**Exercise description**
Reproduce the records exactly.

━━━━━ Working data ━━━━━

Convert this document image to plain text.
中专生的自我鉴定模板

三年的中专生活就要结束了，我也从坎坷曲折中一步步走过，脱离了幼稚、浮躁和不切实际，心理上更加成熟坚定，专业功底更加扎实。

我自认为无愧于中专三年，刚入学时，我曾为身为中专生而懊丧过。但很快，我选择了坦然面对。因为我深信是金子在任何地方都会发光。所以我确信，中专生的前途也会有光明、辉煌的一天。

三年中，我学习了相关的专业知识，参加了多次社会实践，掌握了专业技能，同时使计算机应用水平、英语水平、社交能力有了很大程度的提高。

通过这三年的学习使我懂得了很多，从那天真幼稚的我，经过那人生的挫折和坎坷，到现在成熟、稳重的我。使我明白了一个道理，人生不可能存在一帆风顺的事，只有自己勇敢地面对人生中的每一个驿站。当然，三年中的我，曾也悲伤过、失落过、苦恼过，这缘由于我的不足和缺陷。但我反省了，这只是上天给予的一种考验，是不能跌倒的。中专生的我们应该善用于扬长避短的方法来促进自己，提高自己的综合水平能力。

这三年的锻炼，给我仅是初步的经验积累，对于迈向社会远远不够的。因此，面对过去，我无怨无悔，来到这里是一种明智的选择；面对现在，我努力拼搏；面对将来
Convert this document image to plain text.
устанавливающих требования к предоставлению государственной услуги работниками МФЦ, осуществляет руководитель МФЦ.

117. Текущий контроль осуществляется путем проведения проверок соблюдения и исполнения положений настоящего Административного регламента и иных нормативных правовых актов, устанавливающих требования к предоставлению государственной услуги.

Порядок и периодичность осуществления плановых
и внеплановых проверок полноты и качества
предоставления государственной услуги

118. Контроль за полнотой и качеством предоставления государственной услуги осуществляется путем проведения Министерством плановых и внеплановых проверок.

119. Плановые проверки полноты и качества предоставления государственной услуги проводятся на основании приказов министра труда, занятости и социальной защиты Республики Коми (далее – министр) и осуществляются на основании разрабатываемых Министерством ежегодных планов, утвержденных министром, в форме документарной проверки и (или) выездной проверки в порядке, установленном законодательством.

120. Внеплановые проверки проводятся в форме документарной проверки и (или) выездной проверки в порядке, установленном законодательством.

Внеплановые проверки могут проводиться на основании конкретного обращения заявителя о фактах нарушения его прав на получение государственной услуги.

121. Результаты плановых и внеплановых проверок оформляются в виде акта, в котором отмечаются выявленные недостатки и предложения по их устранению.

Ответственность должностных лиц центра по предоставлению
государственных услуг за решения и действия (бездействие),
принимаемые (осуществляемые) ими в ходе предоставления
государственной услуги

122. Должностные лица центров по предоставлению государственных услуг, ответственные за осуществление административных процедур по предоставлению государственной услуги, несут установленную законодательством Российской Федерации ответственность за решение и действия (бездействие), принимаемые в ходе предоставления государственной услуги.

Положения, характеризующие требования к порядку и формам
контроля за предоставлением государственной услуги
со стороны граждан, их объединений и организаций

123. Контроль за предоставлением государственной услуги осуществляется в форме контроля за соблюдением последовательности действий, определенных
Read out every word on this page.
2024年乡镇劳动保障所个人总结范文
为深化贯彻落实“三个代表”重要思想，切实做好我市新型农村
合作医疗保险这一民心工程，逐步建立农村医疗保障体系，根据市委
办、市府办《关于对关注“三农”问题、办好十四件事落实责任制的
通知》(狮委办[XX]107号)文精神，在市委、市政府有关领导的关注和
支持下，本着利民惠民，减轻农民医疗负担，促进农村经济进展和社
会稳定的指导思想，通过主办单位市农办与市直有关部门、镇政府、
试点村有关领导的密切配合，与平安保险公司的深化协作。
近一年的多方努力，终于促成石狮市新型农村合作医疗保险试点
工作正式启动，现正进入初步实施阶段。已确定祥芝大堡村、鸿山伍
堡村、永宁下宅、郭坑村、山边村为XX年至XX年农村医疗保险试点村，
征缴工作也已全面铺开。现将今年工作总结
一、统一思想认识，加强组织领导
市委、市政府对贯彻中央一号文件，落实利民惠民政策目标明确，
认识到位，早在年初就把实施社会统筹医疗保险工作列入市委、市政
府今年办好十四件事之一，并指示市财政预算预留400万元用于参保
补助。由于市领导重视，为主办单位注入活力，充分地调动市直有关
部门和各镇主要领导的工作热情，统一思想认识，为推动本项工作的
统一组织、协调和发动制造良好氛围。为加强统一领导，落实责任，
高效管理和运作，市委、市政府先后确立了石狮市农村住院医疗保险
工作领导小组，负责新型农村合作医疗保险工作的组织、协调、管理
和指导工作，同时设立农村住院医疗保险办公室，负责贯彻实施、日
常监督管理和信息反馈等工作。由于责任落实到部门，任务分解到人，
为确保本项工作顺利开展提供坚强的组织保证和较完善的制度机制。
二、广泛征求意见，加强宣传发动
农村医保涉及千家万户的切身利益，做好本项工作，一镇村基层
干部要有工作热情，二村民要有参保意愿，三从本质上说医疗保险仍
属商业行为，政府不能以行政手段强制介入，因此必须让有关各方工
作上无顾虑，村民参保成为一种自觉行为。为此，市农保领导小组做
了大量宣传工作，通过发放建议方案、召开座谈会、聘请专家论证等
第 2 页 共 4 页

━━━━━

**Response to this task**
Convert this document image to plain text.
中专生的自我鉴定模板

三年的中专生活就要结束了，我也从坎坷曲折中一步步走过，脱离了幼稚、浮躁和不切实际，心理上更加成熟坚定，专业功底更加扎实。

我自认为无愧于中专三年，刚入学时，我曾为身为中专生而懊丧过。但很快，我选择了坦然面对。因为我深信是金子在任何地方都会发光。所以我确信，中专生的前途也会有光明、辉煌的一天。

三年中，我学习了相关的专业知识，参加了多次社会实践，掌握了专业技能，同时使计算机应用水平、英语水平、社交能力有了很大程度的提高。

通过这三年的学习使我懂得了很多，从那天真幼稚的我，经过那人生的挫折和坎坷，到现在成熟、稳重的我。使我明白了一个道理，人生不可能存在一帆风顺的事，只有自己勇敢地面对人生中的每一个驿站。当然，三年中的我，曾也悲伤过、失落过、苦恼过，这缘由于我的不足和缺陷。但我反省了，这只是上天给予的一种考验，是不能跌倒的。中专生的我们应该善用于扬长避短的方法来促进自己，提高自己的综合水平能力。

这三年的锻炼，给我仅是初步的经验积累，对于迈向社会远远不够的。因此，面对过去，我无怨无悔，来到这里是一种明智的选择；面对现在，我努力拼搏；面对将来
Convert this document image to plain text.
устанавливающих требования к предоставлению государственной услуги работниками МФЦ, осуществляет руководитель МФЦ.

117. Текущий контроль осуществляется путем проведения проверок соблюдения и исполнения положений настоящего Административного регламента и иных нормативных правовых актов, устанавливающих требования к предоставлению государственной услуги.

Порядок и периодичность осуществления плановых
и внеплановых проверок полноты и качества
предоставления государственной услуги

118. Контроль за полнотой и качеством предоставления государственной услуги осуществляется путем проведения Министерством плановых и внеплановых проверок.

119. Плановые проверки полноты и качества предоставления государственной услуги проводятся на основании приказов министра труда, занятости и социальной защиты Республики Коми (далее – министр) и осуществляются на основании разрабатываемых Министерством ежегодных планов, утвержденных министром, в форме документарной проверки и (или) выездной проверки в порядке, установленном законодательством.

120. Внеплановые проверки проводятся в форме документарной проверки и (или) выездной проверки в порядке, установленном законодательством.

Внеплановые проверки могут проводиться на основании конкретного обращения заявителя о фактах нарушения его прав на получение государственной услуги.

121. Результаты плановых и внеплановых проверок оформляются в виде акта, в котором отмечаются выявленные недостатки и предложения по их устранению.

Ответственность должностных лиц центра по предоставлению
государственных услуг за решения и действия (бездействие),
принимаемые (осуществляемые) ими в ходе предоставления
государственной услуги

122. Должностные лица центров по предоставлению государственных услуг, ответственные за осуществление административных процедур по предоставлению государственной услуги, несут установленную законодательством Российской Федерации ответственность за решение и действия (бездействие), принимаемые в ходе предоставления государственной услуги.

Положения, характеризующие требования к порядку и формам
контроля за предоставлением государственной услуги
со стороны граждан, их объединений и организаций

123. Контроль за предоставлением государственной услуги осуществляется в форме контроля за соблюдением последовательности действий, определенных
Read out every word on this page.
2024年乡镇劳动保障所个人总结范文
为深化贯彻落实“三个代表”重要思想，切实做好我市新型农村
合作医疗保险这一民心工程，逐步建立农村医疗保障体系，根据市委
办、市府办《关于对关注“三农”问题、办好十四件事落实责任制的
通知》(狮委办[XX]107号)文精神，在市委、市政府有关领导的关注和
支持下，本着利民惠民，减轻农民医疗负担，促进农村经济进展和社
会稳定的指导思想，通过主办单位市农办与市直有关部门、镇政府、
试点村有关领导的密切配合，与平安保险公司的深化协作。
近一年的多方努力，终于促成石狮市新型农村合作医疗保险试点
工作正式启动，现正进入初步实施阶段。已确定祥芝大堡村、鸿山伍
堡村、永宁下宅、郭坑村、山边村为XX年至XX年农村医疗保险试点村，
征缴工作也已全面铺开。现将今年工作总结
一、统一思想认识，加强组织领导
市委、市政府对贯彻中央一号文件，落实利民惠民政策目标明确，
认识到位，早在年初就把实施社会统筹医疗保险工作列入市委、市政
府今年办好十四件事之一，并指示市财政预算预留400万元用于参保
补助。由于市领导重视，为主办单位注入活力，充分地调动市直有关
部门和各镇主要领导的工作热情，统一思想认识，为推动本项工作的
统一组织、协调和发动制造良好氛围。为加强统一领导，落实责任，
高效管理和运作，市委、市政府先后确立了石狮市农村住院医疗保险
工作领导小组，负责新型农村合作医疗保险工作的组织、协调、管理
和指导工作，同时设立农村住院医疗保险办公室，负责贯彻实施、日
常监督管理和信息反馈等工作。由于责任落实到部门，任务分解到人，
为确保本项工作顺利开展提供坚强的组织保证和较完善的制度机制。
二、广泛征求意见，加强宣传发动
农村医保涉及千家万户的切身利益，做好本项工作，一镇村基层
干部要有工作热情，二村民要有参保意愿，三从本质上说医疗保险仍
属商业行为，政府不能以行政手段强制介入，因此必须让有关各方工
作上无顾虑，村民参保成为一种自觉行为。为此，市农保领导小组做
了大量宣传工作，通过发放建议方案、召开座谈会、聘请专家论证等
第 2 页 共 4 页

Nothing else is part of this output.